Texto selecionado

Pela primeira vez, o estudo evidenciou que a variedade de crescimento dos tumores e sua distribuição pelo corpo estão relacionados a uma combinação de fatores. Embora o vírus responsável, o Chelonid alphaherpesvirus 5 (ChHV-5), seja a causa principal, o ambiente e a predisposição genética de cada tartaruga podem determinar a expressão da doença após a infecção, sendo mais frequente em ambientes altamente poluídos.
A fibropapilomatose, como é conhecida essa condição, tem sido objeto de estudo da professora aposentada Eliana Reiko Matushima desde 1989. Ao longo de três décadas de pesquisa, ela e seus orientandos exploraram os impactos dessa doença.
Embora existam sete espécies de tartarugas-marinhas no mundo, no Brasil, as tartarugas-verdes são as principais afetadas pela fibropapilomatose. Cerca de 15% das tartarugas-verdes encontradas no litoral brasileiro, vivas ou mortas, apresentam esses tumores, especialmente na cabeça, pescoço e nadadeiras dianteiras, sugerindo uma possível transmissão através da saliva durante o comportamento de acasalamento.

Enunciado
Reescreva o trecho do texto sobre a fibropapilomatose entre "Embora existam sete" e "comportamento de acasalamento.", inclusive, substituindo "nadadeiras dianteiras" por "nadadeiras traseiras".

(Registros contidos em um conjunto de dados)
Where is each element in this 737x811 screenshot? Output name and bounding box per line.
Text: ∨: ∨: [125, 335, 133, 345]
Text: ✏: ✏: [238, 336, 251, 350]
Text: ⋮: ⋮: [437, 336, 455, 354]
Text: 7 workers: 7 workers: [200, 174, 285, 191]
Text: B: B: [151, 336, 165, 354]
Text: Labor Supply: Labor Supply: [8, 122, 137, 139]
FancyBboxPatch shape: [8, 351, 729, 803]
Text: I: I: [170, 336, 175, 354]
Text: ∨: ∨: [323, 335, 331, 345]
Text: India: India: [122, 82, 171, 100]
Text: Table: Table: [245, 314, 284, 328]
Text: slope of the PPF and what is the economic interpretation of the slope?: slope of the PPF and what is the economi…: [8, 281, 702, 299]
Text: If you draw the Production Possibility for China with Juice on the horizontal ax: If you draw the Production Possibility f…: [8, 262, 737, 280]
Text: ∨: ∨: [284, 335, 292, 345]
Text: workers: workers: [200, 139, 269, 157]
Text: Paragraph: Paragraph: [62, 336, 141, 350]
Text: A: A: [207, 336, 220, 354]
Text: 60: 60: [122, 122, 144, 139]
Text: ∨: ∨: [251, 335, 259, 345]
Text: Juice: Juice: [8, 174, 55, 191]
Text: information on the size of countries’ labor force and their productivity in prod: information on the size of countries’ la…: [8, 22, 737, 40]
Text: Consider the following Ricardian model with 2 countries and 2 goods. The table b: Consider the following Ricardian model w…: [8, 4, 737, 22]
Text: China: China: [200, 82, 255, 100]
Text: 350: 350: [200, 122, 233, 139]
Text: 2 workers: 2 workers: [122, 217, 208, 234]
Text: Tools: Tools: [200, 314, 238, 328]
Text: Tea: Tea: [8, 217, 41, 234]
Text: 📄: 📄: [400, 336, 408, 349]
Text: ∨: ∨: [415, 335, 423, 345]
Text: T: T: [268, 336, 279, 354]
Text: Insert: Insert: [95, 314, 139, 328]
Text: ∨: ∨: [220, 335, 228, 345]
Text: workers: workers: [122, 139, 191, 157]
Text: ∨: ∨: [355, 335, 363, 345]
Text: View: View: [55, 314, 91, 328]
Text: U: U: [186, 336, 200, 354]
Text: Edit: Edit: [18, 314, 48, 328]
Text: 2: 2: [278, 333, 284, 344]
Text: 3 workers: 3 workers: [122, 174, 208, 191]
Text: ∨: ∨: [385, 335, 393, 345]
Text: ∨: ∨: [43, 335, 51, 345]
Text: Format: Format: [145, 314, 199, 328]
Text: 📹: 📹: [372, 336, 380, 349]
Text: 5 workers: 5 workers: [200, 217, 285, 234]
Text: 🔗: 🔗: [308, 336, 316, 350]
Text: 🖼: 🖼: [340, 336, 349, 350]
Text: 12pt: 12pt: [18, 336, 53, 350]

Resposta
Embora existam sete espécies de tartarugas-marinhas no mundo, no Brasil, as tartarugas-verdes são as principais afetadas pela fibropapilomatose. Cerca de 15% das tartarugas-verdes encontradas no litoral brasileiro, vivas ou mortas, apresentam esses tumores, especialmente na cabeça, pescoço e nadadeiras traseiras, sugerindo uma possível transmissão através da saliva durante o comportamento de acasalamento.